Write out every line of the material below, keeping each character and line unchanged.
* start Recorded information *
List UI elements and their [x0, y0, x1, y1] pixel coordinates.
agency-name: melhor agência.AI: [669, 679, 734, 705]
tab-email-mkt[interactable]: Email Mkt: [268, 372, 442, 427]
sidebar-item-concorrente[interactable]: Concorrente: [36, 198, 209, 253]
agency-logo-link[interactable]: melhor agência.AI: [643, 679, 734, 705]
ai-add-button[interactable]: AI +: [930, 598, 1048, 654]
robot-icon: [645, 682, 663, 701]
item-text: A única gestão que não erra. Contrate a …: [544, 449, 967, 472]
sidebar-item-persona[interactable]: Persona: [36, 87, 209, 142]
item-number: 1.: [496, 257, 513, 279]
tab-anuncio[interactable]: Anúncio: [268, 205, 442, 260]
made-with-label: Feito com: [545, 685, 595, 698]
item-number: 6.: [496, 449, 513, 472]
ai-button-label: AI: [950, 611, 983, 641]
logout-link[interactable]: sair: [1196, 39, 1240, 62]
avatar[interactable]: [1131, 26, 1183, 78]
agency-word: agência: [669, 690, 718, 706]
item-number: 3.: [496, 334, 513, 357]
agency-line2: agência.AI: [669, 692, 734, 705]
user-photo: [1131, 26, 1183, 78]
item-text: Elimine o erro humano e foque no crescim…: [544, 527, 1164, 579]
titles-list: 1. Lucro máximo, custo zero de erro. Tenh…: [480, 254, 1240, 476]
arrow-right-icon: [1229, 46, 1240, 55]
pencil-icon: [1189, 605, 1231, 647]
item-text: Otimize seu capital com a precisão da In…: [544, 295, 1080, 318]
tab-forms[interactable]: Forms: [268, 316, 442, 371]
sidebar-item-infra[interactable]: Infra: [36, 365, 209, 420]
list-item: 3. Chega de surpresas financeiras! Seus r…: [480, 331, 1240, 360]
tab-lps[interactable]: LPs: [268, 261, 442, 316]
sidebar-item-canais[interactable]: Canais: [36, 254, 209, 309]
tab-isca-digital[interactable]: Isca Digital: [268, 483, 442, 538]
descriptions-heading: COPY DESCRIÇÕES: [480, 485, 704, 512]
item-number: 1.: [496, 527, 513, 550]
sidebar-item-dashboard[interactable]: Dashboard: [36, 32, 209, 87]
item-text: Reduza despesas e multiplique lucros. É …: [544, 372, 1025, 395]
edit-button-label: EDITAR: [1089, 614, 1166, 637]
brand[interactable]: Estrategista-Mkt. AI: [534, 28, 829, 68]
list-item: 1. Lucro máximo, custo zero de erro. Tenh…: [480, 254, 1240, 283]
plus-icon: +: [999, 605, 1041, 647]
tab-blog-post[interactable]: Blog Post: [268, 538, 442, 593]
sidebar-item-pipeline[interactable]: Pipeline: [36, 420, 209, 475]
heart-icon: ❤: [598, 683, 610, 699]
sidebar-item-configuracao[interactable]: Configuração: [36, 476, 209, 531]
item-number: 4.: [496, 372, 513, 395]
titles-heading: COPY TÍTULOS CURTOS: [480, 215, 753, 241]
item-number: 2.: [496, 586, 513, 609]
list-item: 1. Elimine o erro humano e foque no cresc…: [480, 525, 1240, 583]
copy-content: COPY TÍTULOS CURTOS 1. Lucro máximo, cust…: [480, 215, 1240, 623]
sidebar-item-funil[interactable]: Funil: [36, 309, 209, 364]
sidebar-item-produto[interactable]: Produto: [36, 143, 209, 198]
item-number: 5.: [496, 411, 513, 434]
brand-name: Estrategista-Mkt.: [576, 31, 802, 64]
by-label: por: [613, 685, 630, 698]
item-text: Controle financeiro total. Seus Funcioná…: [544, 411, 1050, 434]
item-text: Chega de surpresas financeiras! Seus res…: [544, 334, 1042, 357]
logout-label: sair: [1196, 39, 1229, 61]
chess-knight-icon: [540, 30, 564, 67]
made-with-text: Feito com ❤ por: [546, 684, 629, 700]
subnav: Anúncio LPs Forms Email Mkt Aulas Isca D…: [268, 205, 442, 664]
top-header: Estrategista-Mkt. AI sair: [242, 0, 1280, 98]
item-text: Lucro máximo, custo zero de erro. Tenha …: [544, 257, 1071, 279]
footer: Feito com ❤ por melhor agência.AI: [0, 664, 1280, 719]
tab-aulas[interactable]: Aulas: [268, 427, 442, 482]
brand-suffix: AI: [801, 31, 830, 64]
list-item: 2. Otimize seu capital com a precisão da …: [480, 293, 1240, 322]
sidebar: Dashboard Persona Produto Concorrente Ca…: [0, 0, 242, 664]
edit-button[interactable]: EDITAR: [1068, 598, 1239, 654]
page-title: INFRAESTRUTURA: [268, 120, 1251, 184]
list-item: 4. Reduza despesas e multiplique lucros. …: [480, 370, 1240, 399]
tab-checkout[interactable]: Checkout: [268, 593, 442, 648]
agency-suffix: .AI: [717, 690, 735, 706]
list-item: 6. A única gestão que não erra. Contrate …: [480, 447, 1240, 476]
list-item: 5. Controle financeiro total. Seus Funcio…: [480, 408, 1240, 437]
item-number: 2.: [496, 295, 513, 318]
* end Recorded information *
** Reply **
List UI elements and their [x0, y0, x1, y1] pixel coordinates.
agency-name: melhor agência.AI: [669, 679, 734, 705]
tab-email-mkt[interactable]: Email Mkt: [268, 372, 442, 427]
sidebar-item-concorrente[interactable]: Concorrente: [36, 198, 209, 253]
agency-logo-link[interactable]: melhor agência.AI: [643, 679, 734, 705]
ai-add-button[interactable]: AI +: [930, 598, 1048, 654]
robot-icon: [645, 682, 663, 701]
item-text: A única gestão que não erra. Contrate a …: [544, 449, 967, 472]
sidebar-item-persona[interactable]: Persona: [36, 87, 209, 142]
item-number: 1.: [496, 257, 513, 279]
tab-anuncio[interactable]: Anúncio: [268, 205, 442, 260]
made-with-label: Feito com: [545, 685, 595, 698]
item-number: 6.: [496, 449, 513, 472]
ai-button-label: AI: [950, 611, 983, 641]
logout-link[interactable]: sair: [1196, 39, 1240, 62]
avatar[interactable]: [1131, 26, 1183, 78]
agency-word: agência: [669, 690, 718, 706]
item-number: 3.: [496, 334, 513, 357]
agency-line2: agência.AI: [669, 692, 734, 705]
user-photo: [1131, 26, 1183, 78]
item-text: Elimine o erro humano e foque no crescim…: [544, 527, 1164, 579]
titles-list: 1. Lucro máximo, custo zero de erro. Tenh…: [480, 254, 1240, 476]
arrow-right-icon: [1229, 46, 1240, 55]
pencil-icon: [1189, 605, 1231, 647]
item-text: Otimize seu capital com a precisão da In…: [544, 295, 1080, 318]
tab-forms[interactable]: Forms: [268, 316, 442, 371]
sidebar-item-infra[interactable]: Infra: [36, 365, 209, 420]
list-item: 3. Chega de surpresas financeiras! Seus r…: [480, 331, 1240, 360]
tab-lps[interactable]: LPs: [268, 261, 442, 316]
sidebar-item-canais[interactable]: Canais: [36, 254, 209, 309]
tab-isca-digital[interactable]: Isca Digital: [268, 483, 442, 538]
descriptions-heading: COPY DESCRIÇÕES: [480, 485, 704, 512]
item-number: 1.: [496, 527, 513, 550]
sidebar-item-dashboard[interactable]: Dashboard: [36, 32, 209, 87]
item-text: Reduza despesas e multiplique lucros. É …: [544, 372, 1025, 395]
edit-button-label: EDITAR: [1089, 614, 1166, 637]
brand[interactable]: Estrategista-Mkt. AI: [534, 28, 829, 68]
list-item: 1. Lucro máximo, custo zero de erro. Tenh…: [480, 254, 1240, 283]
plus-icon: +: [999, 605, 1041, 647]
tab-blog-post[interactable]: Blog Post: [268, 538, 442, 593]
sidebar-item-pipeline[interactable]: Pipeline: [36, 420, 209, 475]
heart-icon: ❤: [598, 683, 610, 699]
sidebar-item-configuracao[interactable]: Configuração: [36, 476, 209, 531]
item-number: 4.: [496, 372, 513, 395]
titles-heading: COPY TÍTULOS CURTOS: [480, 215, 753, 241]
item-number: 2.: [496, 586, 513, 609]
list-item: 1. Elimine o erro humano e foque no cresc…: [480, 525, 1240, 583]
copy-content: COPY TÍTULOS CURTOS 1. Lucro máximo, cust…: [480, 215, 1240, 623]
sidebar-item-funil[interactable]: Funil: [36, 309, 209, 364]
sidebar-item-produto[interactable]: Produto: [36, 143, 209, 198]
item-number: 5.: [496, 411, 513, 434]
brand-name: Estrategista-Mkt.: [576, 31, 802, 64]
by-label: por: [613, 685, 630, 698]
item-text: Controle financeiro total. Seus Funcioná…: [544, 411, 1050, 434]
item-text: Chega de surpresas financeiras! Seus res…: [544, 334, 1042, 357]
logout-label: sair: [1196, 39, 1229, 61]
chess-knight-icon: [540, 30, 564, 67]
made-with-text: Feito com ❤ por: [546, 684, 629, 700]
subnav: Anúncio LPs Forms Email Mkt Aulas Isca D…: [268, 205, 442, 664]
top-header: Estrategista-Mkt. AI sair: [242, 0, 1280, 98]
item-text: Lucro máximo, custo zero de erro. Tenha …: [544, 257, 1071, 279]
footer: Feito com ❤ por melhor agência.AI: [0, 664, 1280, 719]
tab-aulas[interactable]: Aulas: [268, 427, 442, 482]
brand-suffix: AI: [801, 31, 830, 64]
list-item: 2. Otimize seu capital com a precisão da …: [480, 293, 1240, 322]
sidebar: Dashboard Persona Produto Concorrente Ca…: [0, 0, 242, 664]
edit-button[interactable]: EDITAR: [1068, 598, 1239, 654]
page-title: INFRAESTRUTURA: [268, 120, 1251, 184]
list-item: 4. Reduza despesas e multiplique lucros. …: [480, 370, 1240, 399]
tab-checkout[interactable]: Checkout: [268, 593, 442, 648]
agency-suffix: .AI: [717, 690, 735, 706]
list-item: 6. A única gestão que não erra. Contrate …: [480, 447, 1240, 476]
list-item: 5. Controle financeiro total. Seus Funcio…: [480, 408, 1240, 437]
item-number: 2.: [496, 295, 513, 318]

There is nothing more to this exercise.